Using the data beneath, show every line that includes the word "this".

□ □ □ □ □ □ □

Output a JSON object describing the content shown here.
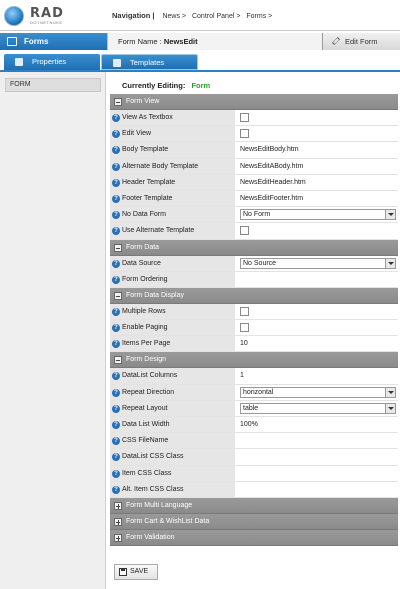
{
  "header": {
    "logo_text": "RAD",
    "logo_subtext": "DOTNETNUKE",
    "nav_label": "Navigation |",
    "breadcrumbs": [
      "News >",
      "Control Panel >",
      "Forms >"
    ]
  },
  "formbar": {
    "title": "Forms",
    "form_name_label": "Form Name :",
    "form_name_value": "NewsEdit",
    "edit_button": "Edit Form"
  },
  "tabs": [
    {
      "label": "Properties",
      "icon": "wrench-icon"
    },
    {
      "label": "Templates",
      "icon": "puzzle-icon"
    }
  ],
  "sidebar": {
    "items": [
      {
        "label": "FORM"
      }
    ]
  },
  "editing": {
    "label": "Currently Editing:",
    "value": "Form"
  },
  "sections": [
    {
      "title": "Form View",
      "rows": [
        {
          "label": "View As Textbox",
          "type": "checkbox",
          "checked": false
        },
        {
          "label": "Edit View",
          "type": "checkbox",
          "checked": false
        },
        {
          "label": "Body Template",
          "type": "text",
          "value": "NewsEditBody.htm"
        },
        {
          "label": "Alternate Body Template",
          "type": "text",
          "value": "NewsEditABody.htm"
        },
        {
          "label": "Header Template",
          "type": "text",
          "value": "NewsEditHeader.htm"
        },
        {
          "label": "Footer Template",
          "type": "text",
          "value": "NewsEditFooter.htm"
        },
        {
          "label": "No Data Form",
          "type": "select",
          "value": "No Form"
        },
        {
          "label": "Use Alternate Template",
          "type": "checkbox",
          "checked": false
        }
      ]
    },
    {
      "title": "Form Data",
      "rows": [
        {
          "label": "Data Source",
          "type": "select",
          "value": "No Source"
        },
        {
          "label": "Form Ordering",
          "type": "text",
          "value": ""
        }
      ]
    },
    {
      "title": "Form Data Display",
      "rows": [
        {
          "label": "Multiple Rows",
          "type": "checkbox",
          "checked": false
        },
        {
          "label": "Enable Paging",
          "type": "checkbox",
          "checked": false
        },
        {
          "label": "Items Per Page",
          "type": "text",
          "value": "10"
        }
      ]
    },
    {
      "title": "Form Design",
      "rows": [
        {
          "label": "DataList Columns",
          "type": "text",
          "value": "1"
        },
        {
          "label": "Repeat Direction",
          "type": "select",
          "value": "horizontal"
        },
        {
          "label": "Repeat Layout",
          "type": "select",
          "value": "table"
        },
        {
          "label": "Data List Width",
          "type": "text",
          "value": "100%"
        },
        {
          "label": "CSS FileName",
          "type": "text",
          "value": ""
        },
        {
          "label": "DataList CSS Class",
          "type": "text",
          "value": ""
        },
        {
          "label": "Item CSS Class",
          "type": "text",
          "value": ""
        },
        {
          "label": "Alt. Item CSS Class",
          "type": "text",
          "value": ""
        }
      ]
    }
  ],
  "collapsed_sections": [
    "Form Multi Language",
    "Form Cart & WishList Data",
    "Form Validation"
  ],
  "save_button": "SAVE",
  "colors": {
    "accent_blue": "#1f6fb2",
    "section_gray": "#8f8f8f",
    "editing_green": "#2aa02a"
  }
}
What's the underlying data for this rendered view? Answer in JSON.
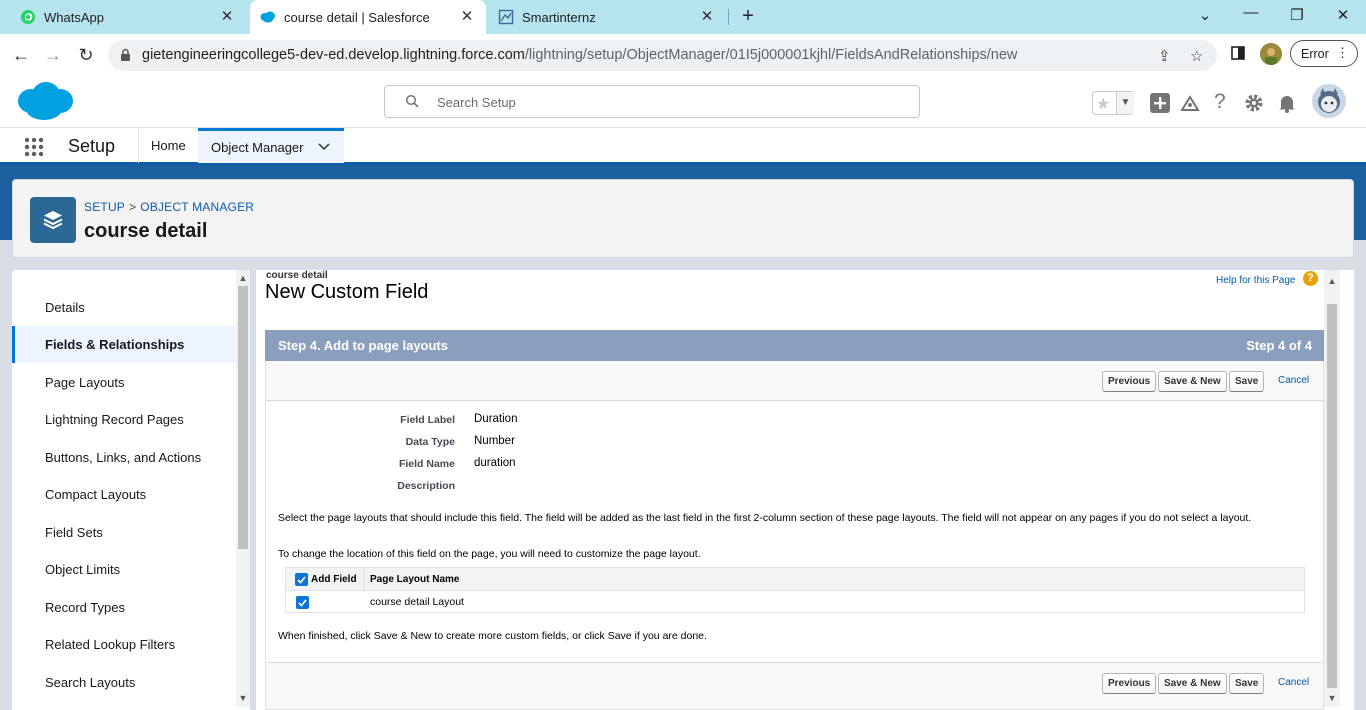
{
  "browser": {
    "tabs": [
      {
        "title": "WhatsApp",
        "icon": "whatsapp-icon"
      },
      {
        "title": "course detail | Salesforce",
        "icon": "salesforce-icon"
      },
      {
        "title": "Smartinternz",
        "icon": "smartinternz-icon"
      }
    ],
    "url_host": "gietengineeringcollege5-dev-ed.develop.lightning.force.com",
    "url_path": "/lightning/setup/ObjectManager/01I5j000001kjhl/FieldsAndRelationships/new",
    "error_label": "Error"
  },
  "sf_header": {
    "search_placeholder": "Search Setup"
  },
  "sf_nav": {
    "app_name": "Setup",
    "home": "Home",
    "object_manager": "Object Manager"
  },
  "object_header": {
    "crumb_setup": "SETUP",
    "crumb_sep": ">",
    "crumb_object_manager": "OBJECT MANAGER",
    "title": "course detail"
  },
  "leftnav": {
    "items": [
      "Details",
      "Fields & Relationships",
      "Page Layouts",
      "Lightning Record Pages",
      "Buttons, Links, and Actions",
      "Compact Layouts",
      "Field Sets",
      "Object Limits",
      "Record Types",
      "Related Lookup Filters",
      "Search Layouts"
    ],
    "active_index": 1
  },
  "main": {
    "object_label": "course detail",
    "page_title": "New Custom Field",
    "help_link": "Help for this Page",
    "help_q": "?",
    "step_title": "Step 4. Add to page layouts",
    "step_count": "Step 4 of 4",
    "buttons": {
      "previous": "Previous",
      "save_new": "Save & New",
      "save": "Save",
      "cancel": "Cancel"
    },
    "fields": [
      {
        "label": "Field Label",
        "value": "Duration"
      },
      {
        "label": "Data Type",
        "value": "Number"
      },
      {
        "label": "Field Name",
        "value": "duration"
      },
      {
        "label": "Description",
        "value": ""
      }
    ],
    "instruction_1": "Select the page layouts that should include this field. The field will be added as the last field in the first 2-column section of these page layouts. The field will not appear on any pages if you do not select a layout.",
    "instruction_2": "To change the location of this field on the page, you will need to customize the page layout.",
    "table": {
      "col_add_field": "Add Field",
      "col_layout_name": "Page Layout Name",
      "rows": [
        {
          "checked": true,
          "name": "course detail Layout"
        }
      ]
    },
    "finish_text": "When finished, click Save & New to create more custom fields, or click Save if you are done."
  }
}
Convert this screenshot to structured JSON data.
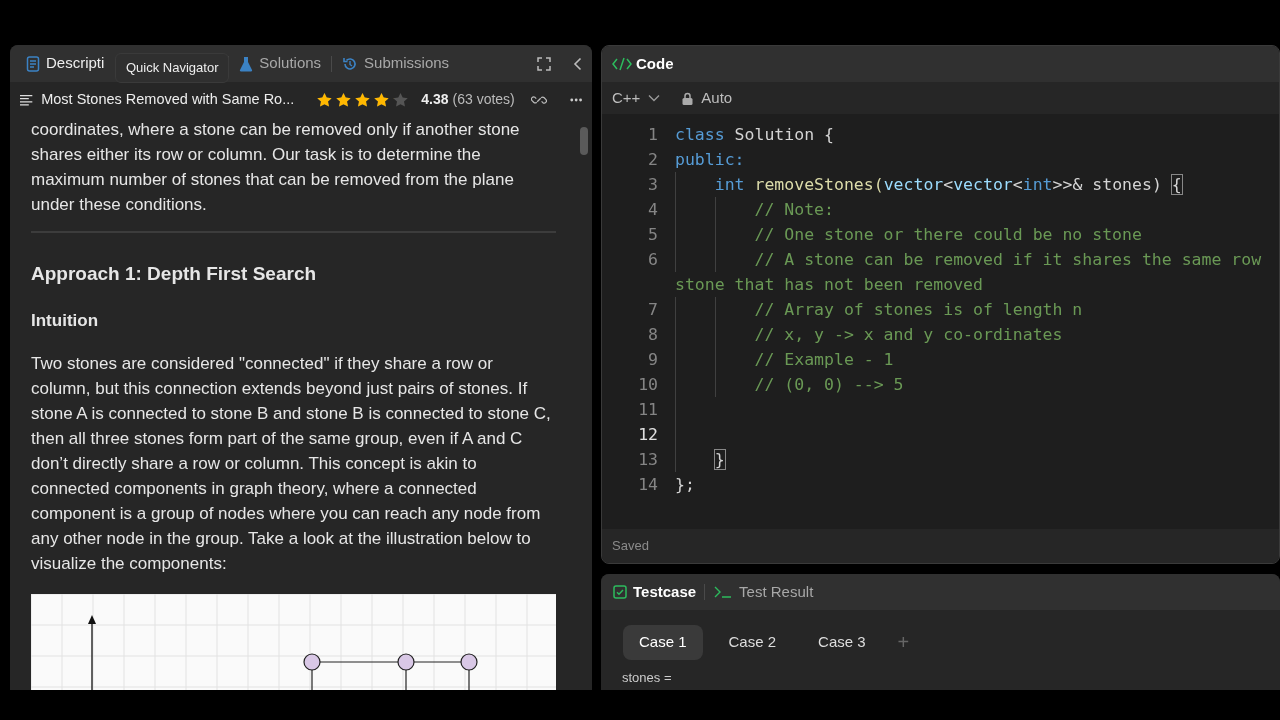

□ □ □ □ □ □ □

# [Task output]
What's the underlying data for this rendered view? Answer in JSON.
    "help_link": "Help for this Page",
    "instruction_1": "Select the page layouts that should include this field. The field will be added as the last field in the first 2-column section of these page layouts. The field will not appear on any pages if you do not select a layout.",
    "instruction_2": "To change the location of this field on the page, you will need to customize the page layout.",
Convert this screenshot to structured JSON data.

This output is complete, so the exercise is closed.